━━━━━ DOCUMENT EXTRACT ━━━━━

Cause-related marketing has been a part of the digital landscape for as long as the .org domain has been in use online. Charities learned early on how to adapt chat and text messaging as a channel for donations and how to adopt crowdfunding platforms for fundraising campaigns. They have also been active users of social media for awareness and membership recruitment since the early days of Facebook and Twitter.

Now, non-profits are expanding their use of digital channels in news ways, as seen among some of the recent Webby for Good works. The showcase is a collaboration between The Webby Awards and WP Engine highlighting projects created to promote social good.

Some of the recent Webby for Good honorees bypassed traditional cause-related marketing messages altogether and rather than create videos or events, experimented with guerrilla marketing techniques, building original apps and products. One fake escort-service site drew attention to the plight of sex workers, while a DIY electronic spy kit helped highlight threats to digital privacy.

Helping Heart

Agency: N=5

Charities to help the homeless are a fixture among cause-related marketing efforts, but the Dutch agency N=5 decided to take a high-tech approach to this social issue. The Amsterdam-based agency came up with the Helping Heart jacket after staffers saw an interview with Dutch queen Maxima where she noted the homeless need money for more than immediate needs. While searching for a way to facilitate meaningful donations, the group realized the increasingly cashless society made people less likely to give money to homeless people on the street.

━━━━━

DIRECTIVES:
a. Answer these questions using the article on cause-related marketing:
(i) Which two organizations collaborate on the Webby for Good showcase?
(ii) In which city is the agency N=5 based?
(iii) Whose interview led N=5 staffers to come up with the Helping Heart jacket?
b. Continue the article on cause-related marketing from its final sentence.

━━━━━ STORED DATA ━━━━━

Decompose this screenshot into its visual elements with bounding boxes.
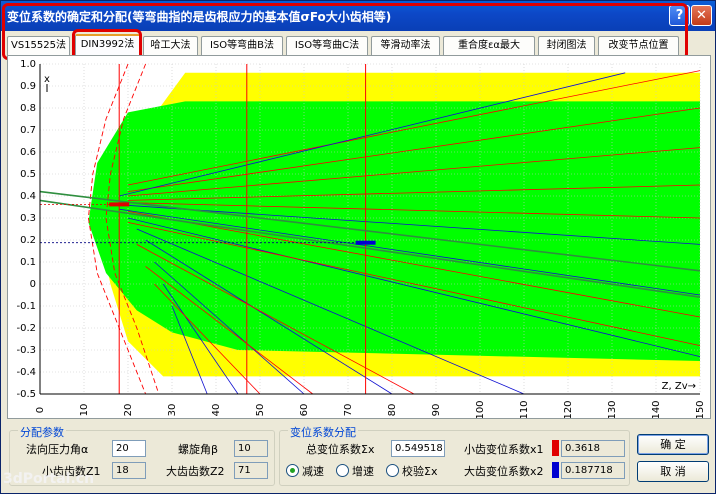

━━━━━

ANSWERS IN ORDER:
a.
(i) The Webby Awards and WP Engine
(ii) Amsterdam
(iii) An interview with Dutch queen Maxima

b.
The creatives came up with a design for a wireless payment system that allowed passersby to tap a credit card onto a patch on a homeless person’s coat instead of giving them cash. The sensor would channel a donation to an account that the coat wearer could then redeem for food, housing or other necessities at a local shelter, which administered the money.

In order to produce a prototype in only three weeks, N=5 built an app for mobile phones to process donations of one Euro every time the card was tapped on the coat and 3D printed components to house the receiving terminal on the coat. N=5 partnered with Stoelen Project, an Amsterdam shelter, and the financial company ABN-Amro to create the prototype.

The experiment drew attention and coverage from media around the world. Several companies, including Kickstarter, are working on an expansion of the program, aiming to produce the coats at scale and take Helping Heart’s concept worldwide.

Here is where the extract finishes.